** Start Entries supplied **

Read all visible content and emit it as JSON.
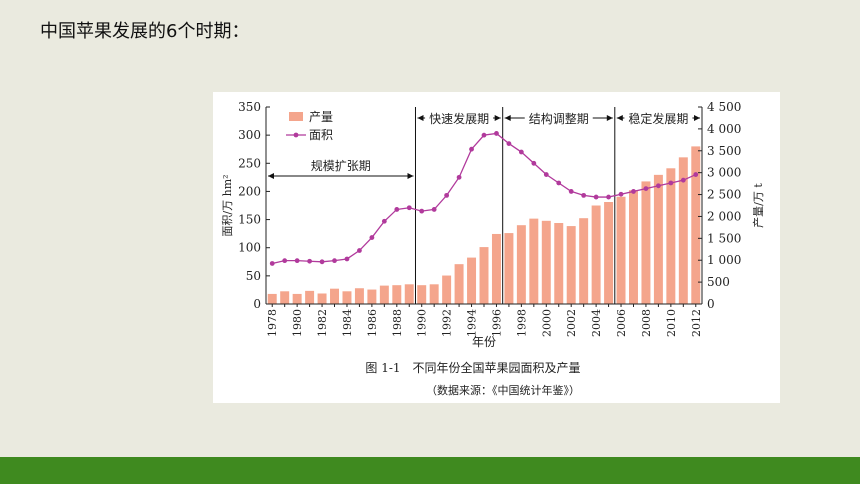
{
  "slide": {
    "title": "中国苹果发展的6个时期："
  },
  "chart_data": {
    "type": "bar",
    "x": [
      "1978",
      "1979",
      "1980",
      "1981",
      "1982",
      "1983",
      "1984",
      "1985",
      "1986",
      "1987",
      "1988",
      "1989",
      "1990",
      "1991",
      "1992",
      "1993",
      "1994",
      "1995",
      "1996",
      "1997",
      "1998",
      "1999",
      "2000",
      "2001",
      "2002",
      "2003",
      "2004",
      "2005",
      "2006",
      "2007",
      "2008",
      "2009",
      "2010",
      "2011",
      "2012"
    ],
    "x_tick_labels": [
      "1978",
      "1980",
      "1982",
      "1984",
      "1986",
      "1988",
      "1990",
      "1992",
      "1994",
      "1996",
      "1998",
      "2000",
      "2002",
      "2004",
      "2006",
      "2008",
      "2010",
      "2012"
    ],
    "series": [
      {
        "name": "产量",
        "kind": "bar",
        "axis": "right",
        "values": [
          230,
          290,
          230,
          300,
          240,
          350,
          290,
          360,
          330,
          420,
          430,
          450,
          430,
          450,
          650,
          910,
          1060,
          1300,
          1600,
          1620,
          1800,
          1950,
          1900,
          1850,
          1780,
          1960,
          2250,
          2330,
          2450,
          2600,
          2800,
          2950,
          3100,
          3350,
          3600
        ]
      },
      {
        "name": "面积",
        "kind": "line",
        "axis": "left",
        "values": [
          72,
          77,
          77,
          76,
          75,
          77,
          80,
          95,
          118,
          147,
          168,
          171,
          165,
          168,
          193,
          225,
          275,
          300,
          303,
          285,
          270,
          250,
          230,
          215,
          200,
          193,
          190,
          190,
          195,
          200,
          205,
          210,
          215,
          220,
          230
        ]
      }
    ],
    "ylabel": "面积/万 hm²",
    "y2label": "产量/万 t",
    "xlabel": "年份",
    "ylim": [
      0,
      350
    ],
    "y2lim": [
      0,
      4500
    ],
    "yticks": [
      "0",
      "50",
      "100",
      "150",
      "200",
      "250",
      "300",
      "350"
    ],
    "y2ticks": [
      "0",
      "500",
      "1 000",
      "1 500",
      "2 000",
      "2 500",
      "3 000",
      "3 500",
      "4 000",
      "4 500"
    ],
    "legend_position": "top-left",
    "periods": [
      {
        "label": "规模扩张期",
        "start": "1978",
        "end": "1989"
      },
      {
        "label": "快速发展期",
        "start": "1990",
        "end": "1996"
      },
      {
        "label": "结构调整期",
        "start": "1997",
        "end": "2005"
      },
      {
        "label": "稳定发展期",
        "start": "2006",
        "end": "2012"
      }
    ],
    "caption": "图 1-1　不同年份全国苹果园面积及产量",
    "source": "（数据来源：《中国统计年鉴》）",
    "colors": {
      "bar": "#f4a58c",
      "line": "#b13a9c",
      "axis": "#222222"
    }
  }
}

** End Entries supplied **

▸ What the exercise asks:
Retype everything in the material word for word, minus pictures.

▸ Solution to this problem:
Read all visible content and emit it as JSON.
{
  "slide": {
    "title": "中国苹果发展的6个时期："
  },
  "chart_data": {
    "type": "bar",
    "x": [
      "1978",
      "1979",
      "1980",
      "1981",
      "1982",
      "1983",
      "1984",
      "1985",
      "1986",
      "1987",
      "1988",
      "1989",
      "1990",
      "1991",
      "1992",
      "1993",
      "1994",
      "1995",
      "1996",
      "1997",
      "1998",
      "1999",
      "2000",
      "2001",
      "2002",
      "2003",
      "2004",
      "2005",
      "2006",
      "2007",
      "2008",
      "2009",
      "2010",
      "2011",
      "2012"
    ],
    "x_tick_labels": [
      "1978",
      "1980",
      "1982",
      "1984",
      "1986",
      "1988",
      "1990",
      "1992",
      "1994",
      "1996",
      "1998",
      "2000",
      "2002",
      "2004",
      "2006",
      "2008",
      "2010",
      "2012"
    ],
    "series": [
      {
        "name": "产量",
        "kind": "bar",
        "axis": "right",
        "values": [
          230,
          290,
          230,
          300,
          240,
          350,
          290,
          360,
          330,
          420,
          430,
          450,
          430,
          450,
          650,
          910,
          1060,
          1300,
          1600,
          1620,
          1800,
          1950,
          1900,
          1850,
          1780,
          1960,
          2250,
          2330,
          2450,
          2600,
          2800,
          2950,
          3100,
          3350,
          3600
        ]
      },
      {
        "name": "面积",
        "kind": "line",
        "axis": "left",
        "values": [
          72,
          77,
          77,
          76,
          75,
          77,
          80,
          95,
          118,
          147,
          168,
          171,
          165,
          168,
          193,
          225,
          275,
          300,
          303,
          285,
          270,
          250,
          230,
          215,
          200,
          193,
          190,
          190,
          195,
          200,
          205,
          210,
          215,
          220,
          230
        ]
      }
    ],
    "ylabel": "面积/万 hm²",
    "y2label": "产量/万 t",
    "xlabel": "年份",
    "ylim": [
      0,
      350
    ],
    "y2lim": [
      0,
      4500
    ],
    "yticks": [
      "0",
      "50",
      "100",
      "150",
      "200",
      "250",
      "300",
      "350"
    ],
    "y2ticks": [
      "0",
      "500",
      "1 000",
      "1 500",
      "2 000",
      "2 500",
      "3 000",
      "3 500",
      "4 000",
      "4 500"
    ],
    "legend_position": "top-left",
    "periods": [
      {
        "label": "规模扩张期",
        "start": "1978",
        "end": "1989"
      },
      {
        "label": "快速发展期",
        "start": "1990",
        "end": "1996"
      },
      {
        "label": "结构调整期",
        "start": "1997",
        "end": "2005"
      },
      {
        "label": "稳定发展期",
        "start": "2006",
        "end": "2012"
      }
    ],
    "caption": "图 1-1　不同年份全国苹果园面积及产量",
    "source": "（数据来源：《中国统计年鉴》）",
    "colors": {
      "bar": "#f4a58c",
      "line": "#b13a9c",
      "axis": "#222222"
    }
  }
}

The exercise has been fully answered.